— WRITTEN PROBLEM —
Copy every line from the records below that holds the word "Residue".
------ RECORD SET
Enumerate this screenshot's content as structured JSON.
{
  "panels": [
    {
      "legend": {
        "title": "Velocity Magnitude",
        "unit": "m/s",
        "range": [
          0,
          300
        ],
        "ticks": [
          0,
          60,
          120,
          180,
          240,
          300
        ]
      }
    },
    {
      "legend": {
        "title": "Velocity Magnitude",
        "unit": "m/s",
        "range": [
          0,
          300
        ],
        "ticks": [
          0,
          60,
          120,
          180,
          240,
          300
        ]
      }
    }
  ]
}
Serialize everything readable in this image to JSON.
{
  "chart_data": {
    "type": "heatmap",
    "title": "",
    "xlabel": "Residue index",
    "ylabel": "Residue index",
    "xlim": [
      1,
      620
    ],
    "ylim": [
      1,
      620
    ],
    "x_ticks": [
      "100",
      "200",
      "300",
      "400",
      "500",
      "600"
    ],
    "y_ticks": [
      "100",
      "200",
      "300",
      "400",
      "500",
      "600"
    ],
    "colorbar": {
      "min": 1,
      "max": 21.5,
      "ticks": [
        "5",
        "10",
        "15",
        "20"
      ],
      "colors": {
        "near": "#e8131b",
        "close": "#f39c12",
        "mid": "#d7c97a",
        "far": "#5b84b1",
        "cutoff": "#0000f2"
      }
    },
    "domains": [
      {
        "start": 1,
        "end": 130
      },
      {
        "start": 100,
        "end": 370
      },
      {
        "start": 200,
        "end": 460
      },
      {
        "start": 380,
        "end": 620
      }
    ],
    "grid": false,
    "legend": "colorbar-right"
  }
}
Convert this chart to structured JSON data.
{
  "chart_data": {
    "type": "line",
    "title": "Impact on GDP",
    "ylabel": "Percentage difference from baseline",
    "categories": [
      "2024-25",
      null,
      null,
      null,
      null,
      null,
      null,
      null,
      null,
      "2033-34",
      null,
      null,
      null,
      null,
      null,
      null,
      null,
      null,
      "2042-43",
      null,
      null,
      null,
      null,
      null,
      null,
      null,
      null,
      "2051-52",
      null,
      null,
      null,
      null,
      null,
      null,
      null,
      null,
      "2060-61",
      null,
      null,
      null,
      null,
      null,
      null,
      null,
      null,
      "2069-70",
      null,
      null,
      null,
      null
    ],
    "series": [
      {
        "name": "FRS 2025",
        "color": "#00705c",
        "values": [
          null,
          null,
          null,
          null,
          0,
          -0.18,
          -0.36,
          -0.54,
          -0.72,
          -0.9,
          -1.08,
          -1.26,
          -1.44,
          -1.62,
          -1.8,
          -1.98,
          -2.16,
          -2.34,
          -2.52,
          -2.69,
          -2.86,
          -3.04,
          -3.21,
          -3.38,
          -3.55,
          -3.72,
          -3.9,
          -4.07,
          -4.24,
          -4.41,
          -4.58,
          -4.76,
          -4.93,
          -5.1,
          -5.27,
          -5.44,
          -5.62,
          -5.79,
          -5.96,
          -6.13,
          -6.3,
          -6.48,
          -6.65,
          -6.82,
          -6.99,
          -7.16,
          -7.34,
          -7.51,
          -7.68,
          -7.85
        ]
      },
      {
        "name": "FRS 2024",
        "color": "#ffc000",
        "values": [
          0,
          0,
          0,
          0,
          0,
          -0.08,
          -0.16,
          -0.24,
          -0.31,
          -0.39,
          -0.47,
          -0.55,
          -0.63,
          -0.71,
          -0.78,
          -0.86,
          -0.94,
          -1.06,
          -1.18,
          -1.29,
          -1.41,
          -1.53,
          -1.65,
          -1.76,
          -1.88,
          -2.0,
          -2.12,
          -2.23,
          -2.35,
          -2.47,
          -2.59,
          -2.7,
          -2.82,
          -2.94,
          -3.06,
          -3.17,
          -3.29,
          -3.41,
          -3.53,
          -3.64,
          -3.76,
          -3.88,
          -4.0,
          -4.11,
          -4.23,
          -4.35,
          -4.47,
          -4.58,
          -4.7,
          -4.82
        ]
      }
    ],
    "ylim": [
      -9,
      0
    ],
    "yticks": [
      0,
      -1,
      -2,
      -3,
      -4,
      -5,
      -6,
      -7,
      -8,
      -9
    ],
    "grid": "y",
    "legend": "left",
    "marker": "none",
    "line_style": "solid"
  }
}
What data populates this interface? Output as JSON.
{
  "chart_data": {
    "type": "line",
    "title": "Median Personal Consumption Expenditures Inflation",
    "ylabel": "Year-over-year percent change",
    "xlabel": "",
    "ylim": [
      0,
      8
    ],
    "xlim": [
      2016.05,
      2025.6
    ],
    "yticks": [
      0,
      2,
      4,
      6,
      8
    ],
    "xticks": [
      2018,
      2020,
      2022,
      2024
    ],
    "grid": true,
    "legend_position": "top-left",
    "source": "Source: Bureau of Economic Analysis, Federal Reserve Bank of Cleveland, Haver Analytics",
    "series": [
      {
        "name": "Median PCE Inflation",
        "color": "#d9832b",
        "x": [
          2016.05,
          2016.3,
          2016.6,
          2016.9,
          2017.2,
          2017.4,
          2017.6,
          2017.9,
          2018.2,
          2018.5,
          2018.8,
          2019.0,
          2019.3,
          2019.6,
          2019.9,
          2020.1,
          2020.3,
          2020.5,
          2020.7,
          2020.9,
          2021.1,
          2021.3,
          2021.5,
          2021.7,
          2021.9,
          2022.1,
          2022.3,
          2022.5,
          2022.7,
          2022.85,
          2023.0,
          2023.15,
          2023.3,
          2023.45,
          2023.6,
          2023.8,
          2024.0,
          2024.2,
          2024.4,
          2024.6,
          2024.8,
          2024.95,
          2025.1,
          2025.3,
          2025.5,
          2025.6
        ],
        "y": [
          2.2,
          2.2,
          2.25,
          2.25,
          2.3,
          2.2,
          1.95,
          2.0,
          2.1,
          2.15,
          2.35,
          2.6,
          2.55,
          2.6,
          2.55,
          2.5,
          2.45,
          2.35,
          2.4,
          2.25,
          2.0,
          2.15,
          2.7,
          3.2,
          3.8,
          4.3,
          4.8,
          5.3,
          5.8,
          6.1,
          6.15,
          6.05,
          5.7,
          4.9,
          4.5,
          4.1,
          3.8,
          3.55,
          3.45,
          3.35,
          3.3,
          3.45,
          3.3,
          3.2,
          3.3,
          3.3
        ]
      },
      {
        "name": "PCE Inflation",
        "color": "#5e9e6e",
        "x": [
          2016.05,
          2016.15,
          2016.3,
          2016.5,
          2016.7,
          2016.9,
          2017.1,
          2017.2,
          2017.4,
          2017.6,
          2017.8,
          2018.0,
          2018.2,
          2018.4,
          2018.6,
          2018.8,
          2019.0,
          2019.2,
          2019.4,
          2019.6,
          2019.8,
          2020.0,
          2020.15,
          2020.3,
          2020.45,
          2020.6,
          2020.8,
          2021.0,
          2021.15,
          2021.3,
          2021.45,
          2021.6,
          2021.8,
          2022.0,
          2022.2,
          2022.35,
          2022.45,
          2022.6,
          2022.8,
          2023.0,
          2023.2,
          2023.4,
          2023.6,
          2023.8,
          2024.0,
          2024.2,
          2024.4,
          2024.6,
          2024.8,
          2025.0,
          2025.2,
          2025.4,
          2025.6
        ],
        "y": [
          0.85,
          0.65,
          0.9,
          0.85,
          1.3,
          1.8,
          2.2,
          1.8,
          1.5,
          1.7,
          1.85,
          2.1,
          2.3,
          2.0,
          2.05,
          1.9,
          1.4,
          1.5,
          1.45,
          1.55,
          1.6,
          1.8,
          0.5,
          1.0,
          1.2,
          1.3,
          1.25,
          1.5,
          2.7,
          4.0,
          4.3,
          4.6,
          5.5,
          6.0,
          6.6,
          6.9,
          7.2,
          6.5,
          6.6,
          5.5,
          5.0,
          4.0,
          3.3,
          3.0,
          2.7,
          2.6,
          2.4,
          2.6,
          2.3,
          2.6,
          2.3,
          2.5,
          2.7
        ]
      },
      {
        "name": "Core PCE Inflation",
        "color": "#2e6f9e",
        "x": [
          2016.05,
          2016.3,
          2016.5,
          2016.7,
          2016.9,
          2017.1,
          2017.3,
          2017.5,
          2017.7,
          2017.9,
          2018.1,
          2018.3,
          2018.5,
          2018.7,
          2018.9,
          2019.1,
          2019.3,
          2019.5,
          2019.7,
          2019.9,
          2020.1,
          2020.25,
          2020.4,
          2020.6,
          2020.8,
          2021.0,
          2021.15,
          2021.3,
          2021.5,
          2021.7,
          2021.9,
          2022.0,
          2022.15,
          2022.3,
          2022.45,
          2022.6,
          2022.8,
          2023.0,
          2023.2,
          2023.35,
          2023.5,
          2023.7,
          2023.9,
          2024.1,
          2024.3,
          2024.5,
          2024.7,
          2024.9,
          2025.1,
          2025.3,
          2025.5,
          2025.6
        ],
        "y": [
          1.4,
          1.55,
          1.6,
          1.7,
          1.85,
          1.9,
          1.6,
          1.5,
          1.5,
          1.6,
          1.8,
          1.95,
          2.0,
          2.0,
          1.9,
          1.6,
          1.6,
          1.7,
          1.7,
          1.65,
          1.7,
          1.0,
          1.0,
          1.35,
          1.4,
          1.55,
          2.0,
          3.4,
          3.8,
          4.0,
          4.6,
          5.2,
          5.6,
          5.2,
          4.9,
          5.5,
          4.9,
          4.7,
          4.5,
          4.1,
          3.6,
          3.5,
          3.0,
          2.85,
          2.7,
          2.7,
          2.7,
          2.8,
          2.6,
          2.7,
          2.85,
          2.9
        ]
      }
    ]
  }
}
------------
— FULL RESPONSE —
    "xlabel": "Residue index",
    "ylabel": "Residue index",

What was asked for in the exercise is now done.